**Aim**
All of the records below need to be copied exactly.

**Records for processing**

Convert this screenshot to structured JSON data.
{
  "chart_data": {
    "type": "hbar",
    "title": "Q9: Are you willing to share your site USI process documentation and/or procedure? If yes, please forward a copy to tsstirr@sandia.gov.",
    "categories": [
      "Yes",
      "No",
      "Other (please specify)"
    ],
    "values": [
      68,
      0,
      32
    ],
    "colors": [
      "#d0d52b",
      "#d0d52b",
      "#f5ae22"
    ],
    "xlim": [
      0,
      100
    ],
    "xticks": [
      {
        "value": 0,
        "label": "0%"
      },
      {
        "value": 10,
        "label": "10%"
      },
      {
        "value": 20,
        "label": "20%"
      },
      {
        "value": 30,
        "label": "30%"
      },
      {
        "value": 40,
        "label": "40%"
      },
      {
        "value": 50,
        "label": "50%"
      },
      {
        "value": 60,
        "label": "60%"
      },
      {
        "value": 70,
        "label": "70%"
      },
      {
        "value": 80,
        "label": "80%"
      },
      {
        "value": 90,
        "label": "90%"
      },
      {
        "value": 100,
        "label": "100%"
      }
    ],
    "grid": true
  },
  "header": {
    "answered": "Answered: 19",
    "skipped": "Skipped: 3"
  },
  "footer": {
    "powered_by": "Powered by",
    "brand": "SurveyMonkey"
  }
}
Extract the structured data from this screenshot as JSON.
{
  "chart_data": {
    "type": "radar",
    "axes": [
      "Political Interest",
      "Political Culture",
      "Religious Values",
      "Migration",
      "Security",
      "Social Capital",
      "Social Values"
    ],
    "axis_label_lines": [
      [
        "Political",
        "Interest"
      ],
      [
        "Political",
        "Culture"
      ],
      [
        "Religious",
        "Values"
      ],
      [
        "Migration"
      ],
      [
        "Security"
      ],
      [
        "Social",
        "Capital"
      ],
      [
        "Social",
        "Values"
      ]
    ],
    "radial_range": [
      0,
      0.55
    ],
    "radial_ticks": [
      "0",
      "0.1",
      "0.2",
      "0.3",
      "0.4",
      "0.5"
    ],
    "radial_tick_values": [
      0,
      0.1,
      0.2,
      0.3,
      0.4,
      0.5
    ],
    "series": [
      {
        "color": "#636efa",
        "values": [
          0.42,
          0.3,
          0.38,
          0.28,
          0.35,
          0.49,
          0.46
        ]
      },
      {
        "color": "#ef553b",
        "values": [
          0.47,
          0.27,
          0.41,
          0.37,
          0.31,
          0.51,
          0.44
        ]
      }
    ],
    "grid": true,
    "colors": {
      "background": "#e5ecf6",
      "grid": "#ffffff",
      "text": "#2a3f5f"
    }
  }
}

**Solution to this task**
Convert this screenshot to structured JSON data.
{
  "chart_data": {
    "type": "hbar",
    "title": "Q9: Are you willing to share your site USI process documentation and/or procedure? If yes, please forward a copy to tsstirr@sandia.gov.",
    "categories": [
      "Yes",
      "No",
      "Other (please specify)"
    ],
    "values": [
      68,
      0,
      32
    ],
    "colors": [
      "#d0d52b",
      "#d0d52b",
      "#f5ae22"
    ],
    "xlim": [
      0,
      100
    ],
    "xticks": [
      {
        "value": 0,
        "label": "0%"
      },
      {
        "value": 10,
        "label": "10%"
      },
      {
        "value": 20,
        "label": "20%"
      },
      {
        "value": 30,
        "label": "30%"
      },
      {
        "value": 40,
        "label": "40%"
      },
      {
        "value": 50,
        "label": "50%"
      },
      {
        "value": 60,
        "label": "60%"
      },
      {
        "value": 70,
        "label": "70%"
      },
      {
        "value": 80,
        "label": "80%"
      },
      {
        "value": 90,
        "label": "90%"
      },
      {
        "value": 100,
        "label": "100%"
      }
    ],
    "grid": true
  },
  "header": {
    "answered": "Answered: 19",
    "skipped": "Skipped: 3"
  },
  "footer": {
    "powered_by": "Powered by",
    "brand": "SurveyMonkey"
  }
}
Extract the structured data from this screenshot as JSON.
{
  "chart_data": {
    "type": "radar",
    "axes": [
      "Political Interest",
      "Political Culture",
      "Religious Values",
      "Migration",
      "Security",
      "Social Capital",
      "Social Values"
    ],
    "axis_label_lines": [
      [
        "Political",
        "Interest"
      ],
      [
        "Political",
        "Culture"
      ],
      [
        "Religious",
        "Values"
      ],
      [
        "Migration"
      ],
      [
        "Security"
      ],
      [
        "Social",
        "Capital"
      ],
      [
        "Social",
        "Values"
      ]
    ],
    "radial_range": [
      0,
      0.55
    ],
    "radial_ticks": [
      "0",
      "0.1",
      "0.2",
      "0.3",
      "0.4",
      "0.5"
    ],
    "radial_tick_values": [
      0,
      0.1,
      0.2,
      0.3,
      0.4,
      0.5
    ],
    "series": [
      {
        "color": "#636efa",
        "values": [
          0.42,
          0.3,
          0.38,
          0.28,
          0.35,
          0.49,
          0.46
        ]
      },
      {
        "color": "#ef553b",
        "values": [
          0.47,
          0.27,
          0.41,
          0.37,
          0.31,
          0.51,
          0.44
        ]
      }
    ],
    "grid": true,
    "colors": {
      "background": "#e5ecf6",
      "grid": "#ffffff",
      "text": "#2a3f5f"
    }
  }
}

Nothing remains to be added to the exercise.